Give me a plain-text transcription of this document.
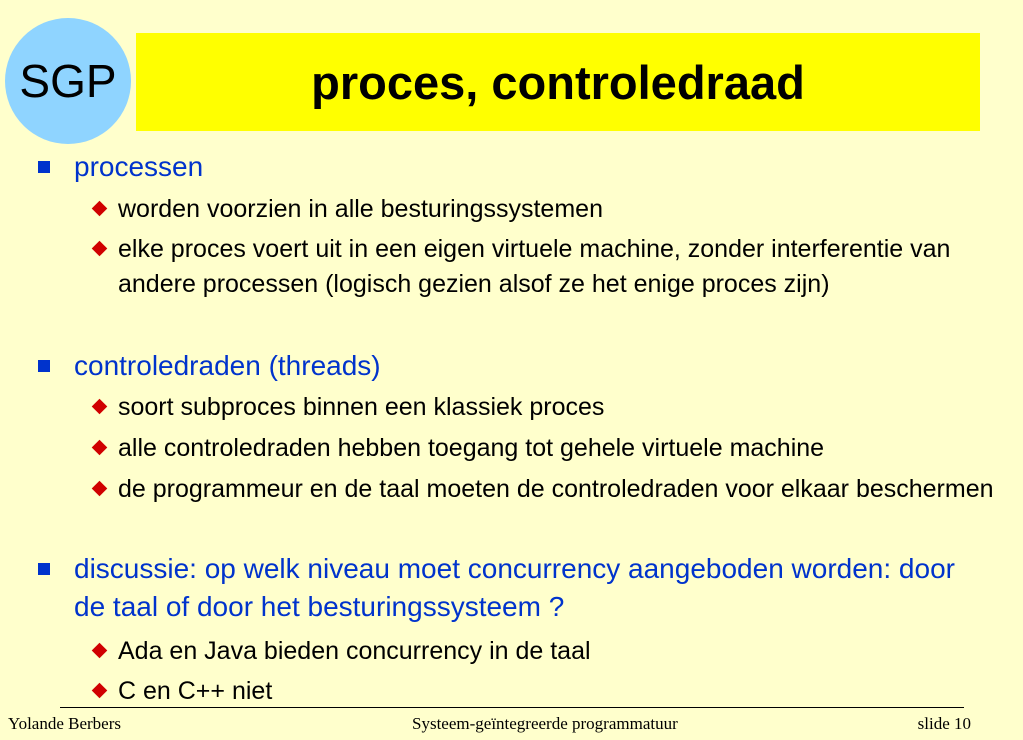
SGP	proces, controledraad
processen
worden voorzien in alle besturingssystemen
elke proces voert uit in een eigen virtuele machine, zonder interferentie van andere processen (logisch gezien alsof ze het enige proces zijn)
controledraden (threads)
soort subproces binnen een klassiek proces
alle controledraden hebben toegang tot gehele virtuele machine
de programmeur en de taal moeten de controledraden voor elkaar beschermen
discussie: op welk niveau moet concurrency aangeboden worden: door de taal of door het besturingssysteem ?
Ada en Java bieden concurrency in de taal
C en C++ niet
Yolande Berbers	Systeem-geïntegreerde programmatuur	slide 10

Required task »
Show every line of the records above that contains the word "controledraden".

Task response »
controledraden (threads)
alle controledraden hebben toegang tot gehele virtuele machine
de programmeur en de taal moeten de controledraden voor elkaar beschermen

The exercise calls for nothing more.